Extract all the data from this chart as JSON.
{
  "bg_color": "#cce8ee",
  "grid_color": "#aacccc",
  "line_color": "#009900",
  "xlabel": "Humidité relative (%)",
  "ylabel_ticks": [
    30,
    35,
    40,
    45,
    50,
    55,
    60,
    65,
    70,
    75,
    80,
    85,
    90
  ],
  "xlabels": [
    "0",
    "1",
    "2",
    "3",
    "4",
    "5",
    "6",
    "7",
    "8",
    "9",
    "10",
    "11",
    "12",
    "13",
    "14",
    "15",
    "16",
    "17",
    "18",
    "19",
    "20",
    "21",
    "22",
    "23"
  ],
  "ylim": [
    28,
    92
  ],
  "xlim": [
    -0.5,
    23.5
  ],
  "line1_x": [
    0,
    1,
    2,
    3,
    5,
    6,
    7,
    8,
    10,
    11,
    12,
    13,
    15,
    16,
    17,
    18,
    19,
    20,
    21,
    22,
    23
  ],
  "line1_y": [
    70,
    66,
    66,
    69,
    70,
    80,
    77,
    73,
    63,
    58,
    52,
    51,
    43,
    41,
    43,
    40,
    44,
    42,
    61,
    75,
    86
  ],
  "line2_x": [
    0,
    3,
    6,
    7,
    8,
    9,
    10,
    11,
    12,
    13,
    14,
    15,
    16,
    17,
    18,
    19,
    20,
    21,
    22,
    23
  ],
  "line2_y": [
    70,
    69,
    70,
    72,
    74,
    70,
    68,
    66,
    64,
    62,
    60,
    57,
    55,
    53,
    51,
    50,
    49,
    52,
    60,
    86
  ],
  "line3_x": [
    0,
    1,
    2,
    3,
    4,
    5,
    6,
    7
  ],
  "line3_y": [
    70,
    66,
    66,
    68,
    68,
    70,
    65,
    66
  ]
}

---

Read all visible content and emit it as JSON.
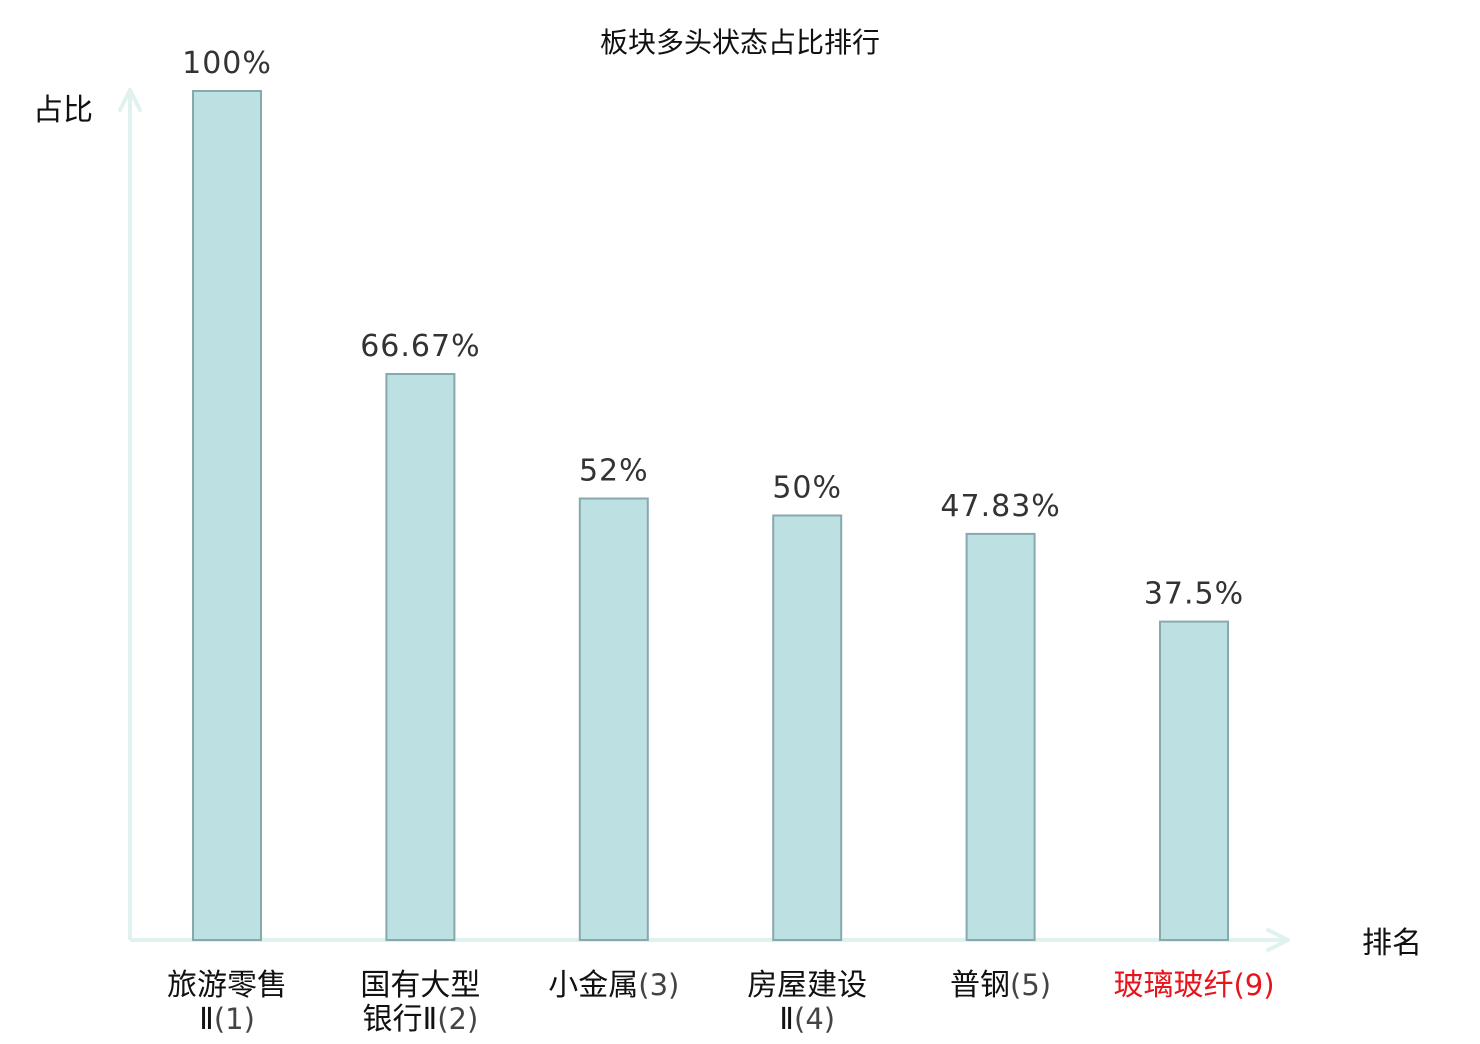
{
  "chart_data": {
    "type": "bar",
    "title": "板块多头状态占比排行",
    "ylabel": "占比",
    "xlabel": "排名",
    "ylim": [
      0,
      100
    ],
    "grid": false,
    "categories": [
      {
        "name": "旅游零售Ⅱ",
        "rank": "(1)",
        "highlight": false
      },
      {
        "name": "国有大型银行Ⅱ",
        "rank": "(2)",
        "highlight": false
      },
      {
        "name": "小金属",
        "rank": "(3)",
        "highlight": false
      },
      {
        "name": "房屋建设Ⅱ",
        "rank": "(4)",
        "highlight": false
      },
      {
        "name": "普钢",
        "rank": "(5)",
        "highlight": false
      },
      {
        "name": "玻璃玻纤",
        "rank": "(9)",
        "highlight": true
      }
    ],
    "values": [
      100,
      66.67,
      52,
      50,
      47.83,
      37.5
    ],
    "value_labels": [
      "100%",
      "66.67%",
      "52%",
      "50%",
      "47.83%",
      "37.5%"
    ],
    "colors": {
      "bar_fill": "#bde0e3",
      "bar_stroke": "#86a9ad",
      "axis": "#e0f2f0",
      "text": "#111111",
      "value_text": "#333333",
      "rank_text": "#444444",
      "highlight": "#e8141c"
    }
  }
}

• **Do this**: Search the entries for the word "name" and copy every line that has it.

• **Full answer**:
        "name": "旅游零售Ⅱ",
        "name": "国有大型银行Ⅱ",
        "name": "小金属",
        "name": "房屋建设Ⅱ",
        "name": "普钢",
        "name": "玻璃玻纤",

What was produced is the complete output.